[Begin RECORDS TO USE]

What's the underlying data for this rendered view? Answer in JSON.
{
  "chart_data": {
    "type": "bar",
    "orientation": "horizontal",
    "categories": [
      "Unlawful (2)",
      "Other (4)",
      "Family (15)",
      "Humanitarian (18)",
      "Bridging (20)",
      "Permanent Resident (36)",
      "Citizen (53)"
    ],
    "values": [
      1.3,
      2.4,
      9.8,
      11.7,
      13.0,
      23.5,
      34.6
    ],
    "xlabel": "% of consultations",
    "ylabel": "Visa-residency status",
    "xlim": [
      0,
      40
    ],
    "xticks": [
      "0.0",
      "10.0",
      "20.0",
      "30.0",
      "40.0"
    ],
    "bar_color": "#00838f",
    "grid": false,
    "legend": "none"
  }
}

[End RECORDS TO USE]

#### [TASK REQUIREMENTS]
Write an exact transcription of every entry above.

#### [SOLUTION TO THIS PROBLEM]
What's the underlying data for this rendered view? Answer in JSON.
{
  "chart_data": {
    "type": "bar",
    "orientation": "horizontal",
    "categories": [
      "Unlawful (2)",
      "Other (4)",
      "Family (15)",
      "Humanitarian (18)",
      "Bridging (20)",
      "Permanent Resident (36)",
      "Citizen (53)"
    ],
    "values": [
      1.3,
      2.4,
      9.8,
      11.7,
      13.0,
      23.5,
      34.6
    ],
    "xlabel": "% of consultations",
    "ylabel": "Visa-residency status",
    "xlim": [
      0,
      40
    ],
    "xticks": [
      "0.0",
      "10.0",
      "20.0",
      "30.0",
      "40.0"
    ],
    "bar_color": "#00838f",
    "grid": false,
    "legend": "none"
  }
}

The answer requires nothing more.